### WRITTEN EXERCISE
Take the records underneath and set them down exactly.

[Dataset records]
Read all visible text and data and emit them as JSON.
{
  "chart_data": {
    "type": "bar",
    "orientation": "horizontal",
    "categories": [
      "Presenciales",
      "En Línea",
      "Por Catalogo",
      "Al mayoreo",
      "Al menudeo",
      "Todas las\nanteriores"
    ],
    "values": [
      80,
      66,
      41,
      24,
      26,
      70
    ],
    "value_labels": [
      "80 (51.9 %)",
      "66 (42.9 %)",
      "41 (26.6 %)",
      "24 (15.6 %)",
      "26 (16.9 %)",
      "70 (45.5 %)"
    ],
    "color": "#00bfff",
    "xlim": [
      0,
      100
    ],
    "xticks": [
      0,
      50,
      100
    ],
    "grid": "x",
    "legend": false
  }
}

### SOLUTION TO THIS EXERCISE
Read all visible text and data and emit them as JSON.
{
  "chart_data": {
    "type": "bar",
    "orientation": "horizontal",
    "categories": [
      "Presenciales",
      "En Línea",
      "Por Catalogo",
      "Al mayoreo",
      "Al menudeo",
      "Todas las\nanteriores"
    ],
    "values": [
      80,
      66,
      41,
      24,
      26,
      70
    ],
    "value_labels": [
      "80 (51.9 %)",
      "66 (42.9 %)",
      "41 (26.6 %)",
      "24 (15.6 %)",
      "26 (16.9 %)",
      "70 (45.5 %)"
    ],
    "color": "#00bfff",
    "xlim": [
      0,
      100
    ],
    "xticks": [
      0,
      50,
      100
    ],
    "grid": "x",
    "legend": false
  }
}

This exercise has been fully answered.